-- BEGIN Selection --
It’s a move the shop’s current owner expects to significantly boost revenue because Owego’s retail environment is a better fit for the shop.
Bruce Potter has owned Courtyard Gifts for the past 21 years of its 43-year existence — selling fine jewelry and unique gift items at 163 Washington St. in downtown Binghamton. Facing a steady decline of more than half of the store’s revenue over the past two decades, Potter shuttered the Binghamton store in July and opened in Owego on Aug. 1.
Courtyard Gifts formally opened at 165 Main St. in Owego on Sept. 20 with a ribbon-cutting ceremony with the Tioga County Chamber of Commerce.
“Binghamton was the right place for many, many years and when we first started we were doing really — and I mean really — well,” Potter tells CNYBJ. “But then business continued to drop off.”
Potter attributes Courtyard Gifts’ decline in part to a shifting local economy that catered toward students and the rise of online shopping, which has been chipping away at small mom-and-pop shops for years. In Owego, Potter hopes he won’t be beholden to a transient student population with little disposable income.
“Students are attracted to the restaurants, but they will not attract business for the stores,” Potter says, noting that most students either shop online or in their hometowns during breaks in the school year.
Potter decided to move into a bigger space in neighboring Tioga County, which he says has a better retail setting and feels “like a Norman Rockwell painting.” Potter expects to double his sales in the Owego location.
The new store is 1,200 square feet, twice the 600 square feet he had in Binghamton. Potter hired Binghamton–based contractor, Doug Hoffman, for renovations, which he funded with company cash.
Courtyard Gifts sells high-end jewelry and hand-crafted gift items that are either unusual or nostalgic. The merchandise includes hats, lamps, chairs, costumes, necklaces and even lifelike manikins.
Potter says he does not yet know how many employees he will hire in Owego. At one point, Courtyard Gifts had four full-time employees. But by the time the store closed in Binghamton, Potter did not have the revenue to support a single employee. He ran the store by himself while his wife volunteered whenever she could, he says.
Before purchasing Courtyard Gifts in 1996, Potter was a buyer for Endicott Johnson, a famous shoe manufacturer that had been based in Broome County. Courtyard Gifts’ previous owner, Peter Altman, had owned the business since its start in 1973 in downtown Binghamton.
-- END Selection --
» Job A:
According to the Courtyard Gifts article, why does Potter think students do not bring business to the stores? Reply in one to three sentences.
» Job B:
Decide whether each statement agrees with the Courtyard Gifts article, answering yes or no and quoting the deciding words: (i) The Owego store is twice the size of the Binghamton store. (ii) Potter paid for the renovations with a bank loan. (iii) Peter Altman started the business in Owego.
» Job C:
The Courtyard Gifts article has a sentence beginning "The merchandise includes." List every item named in that sentence.
Answer using only the Courtyard Gifts article.
-- BEGIN Data shown --
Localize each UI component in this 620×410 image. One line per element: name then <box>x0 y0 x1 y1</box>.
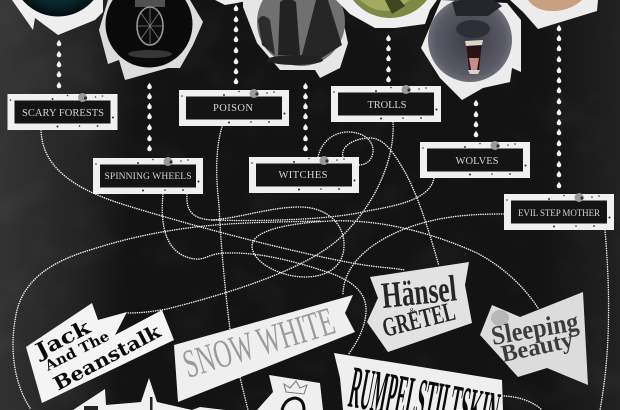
label: scary forests <box>8 93 118 130</box>
banner: Jack and the Beanstalk: Beanstalk <box>50 320 165 395</box>
icon: poison photo edge <box>215 0 250 5</box>
icon: witches photo <box>243 0 348 78</box>
banner: lower middle with crown, cropped <box>257 375 323 410</box>
label: witches: WITCHES <box>278 170 328 181</box>
droplet trail: evil step mother <box>557 25 561 188</box>
label: poison: POISON <box>213 103 253 114</box>
banner: Rumpelstiltskin <box>334 353 504 410</box>
label: trolls: TROLLS <box>368 100 407 111</box>
icon: evil step mother photo <box>510 0 598 29</box>
droplet trail: wolves <box>474 100 478 137</box>
banner: Sleeping Beauty <box>480 292 588 385</box>
banner: Hansel and Gretel <box>367 262 472 352</box>
icon: troll photo <box>336 0 437 28</box>
banner: Hansel and Gretel: Hänsel <box>380 268 459 317</box>
droplet trail: spinning wheels <box>147 83 152 151</box>
label: scary forests: SCARY FORESTS <box>22 108 104 119</box>
label: evil step mother: EVIL STEP MOTHER <box>518 208 600 218</box>
banner: Jack and the Beanstalk: Jack <box>29 314 95 364</box>
droplet trail: poison <box>234 5 238 84</box>
banner: Jack and the Beanstalk <box>26 303 174 403</box>
icon: wolf photo <box>421 0 521 100</box>
banner: lower left, cropped <box>73 378 225 410</box>
label: witches <box>249 156 359 193</box>
icon: spinning wheel photo <box>99 0 203 80</box>
label: wolves: WOLVES <box>456 156 499 167</box>
label: wolves <box>420 141 530 178</box>
label: evil step mother <box>504 193 614 230</box>
droplet trail: trolls <box>386 35 391 82</box>
banner: Snow White <box>174 295 355 402</box>
banner: Hansel and Gretel: GRETEL <box>379 296 458 343</box>
droplet trail: scary forests <box>57 40 61 88</box>
label: spinning wheels <box>93 157 203 194</box>
banner: Jack and the Beanstalk: And The <box>42 328 112 375</box>
banner: Sleeping Beauty: Sleeping <box>489 306 581 351</box>
label: spinning wheels: SPINNING WHEELS <box>104 172 192 182</box>
banner: Sleeping Beauty: Beauty <box>499 327 576 368</box>
icon: scary forest photo <box>12 0 104 35</box>
label: trolls <box>331 85 441 122</box>
label: poison <box>179 89 289 126</box>
banner: Snow White: SNOW WHITE <box>177 298 340 387</box>
dotted connector lines <box>13 122 609 410</box>
droplet trail: witches <box>303 83 308 151</box>
banner: Hansel and Gretel: & <box>409 306 417 316</box>
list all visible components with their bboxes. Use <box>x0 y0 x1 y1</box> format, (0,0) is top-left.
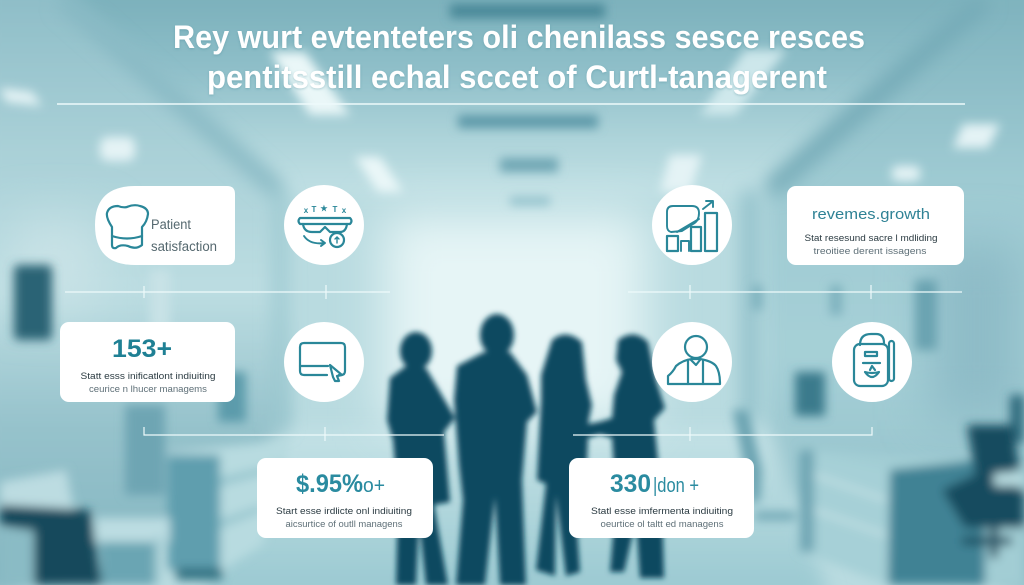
icon circle: medical bag <box>832 322 912 402</box>
icon circle: revenue growth chart <box>652 185 732 265</box>
icon circle: rating stars and gauge: x <box>304 206 309 215</box>
icon circle: rating stars and gauge: ★ <box>320 204 328 213</box>
card: 330 stat <box>569 458 754 538</box>
card: $.95% stat: $.95% <box>296 470 363 498</box>
person 2 <box>454 314 537 585</box>
card: 153+ staff stat: Statt esss inificatlont indiuiting <box>80 371 216 381</box>
card: $.95% stat: Start esse irdlicte onl indiuiting <box>276 506 412 516</box>
card: 330 stat: oeurtice ol taltt ed managens <box>600 519 724 529</box>
card: $.95% stat <box>257 458 433 538</box>
right desk <box>800 448 1024 585</box>
card: revenue growth: revemes.growth <box>812 206 930 223</box>
title: Rey wurt evtenteters oli chenilass sesce resces <box>173 19 865 55</box>
card: 153+ staff stat <box>60 322 235 402</box>
label <box>151 217 217 254</box>
label: satisfaction <box>151 239 217 254</box>
label: Patient <box>151 217 191 232</box>
icon circle: rating stars and gauge: T <box>312 205 317 214</box>
left desk <box>168 440 290 572</box>
card: revenue growth: treoitiee derent issagens <box>814 246 927 256</box>
icon circle: person in suit <box>652 322 732 402</box>
card: patient satisfaction <box>95 186 235 265</box>
card: 330 stat: 330 <box>610 470 651 498</box>
icon: chef hat <box>107 205 148 248</box>
card: 330 stat: |don + <box>653 475 699 497</box>
card: $.95% stat: aicsurtice of outll managens <box>286 519 403 529</box>
icon circle: rating stars and gauge: x <box>342 206 347 215</box>
card: 153+ staff stat: ceurice n lhucer managems <box>89 384 208 394</box>
card: revenue growth: Stat resesund sacre l mdliding <box>804 233 938 243</box>
title rule and connector lines <box>57 104 965 441</box>
silhouettes of four staff members <box>387 314 665 585</box>
card: $.95% stat: o+ <box>363 475 385 497</box>
right chair <box>967 425 1020 478</box>
card: 153+ staff stat: 153+ <box>112 335 172 363</box>
person 1 <box>387 332 455 585</box>
title: pentitsstill echal sccet of Curtl-tanagerent <box>207 59 827 95</box>
person 4 <box>596 334 665 578</box>
card: 330 stat: Statl esse imfermenta indiuiting <box>591 506 733 516</box>
card: revenue growth <box>787 186 964 265</box>
icon circle: rating stars and gauge: T <box>333 205 338 214</box>
person 3 <box>536 334 604 576</box>
icon circle: rating stars and gauge <box>284 185 364 265</box>
left chair and table <box>0 470 75 525</box>
title <box>173 19 865 95</box>
icon circle: screen with cursor <box>284 322 364 402</box>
-- END Data shown --
» Final result A:
Potter says students are drawn to the restaurants but most of them shop online or in their hometowns during school breaks. So they don't bring business to the stores.

» Final result B:
(i) Yes: "The new store is 1,200 square feet, twice the 600 square feet he had in Binghamton."
(ii) No: "which he funded with company cash"
(iii) No: "had owned the business since its start in 1973 in downtown Binghamton"

» Final result C:
hats, lamps, chairs, costumes, necklaces, lifelike manikins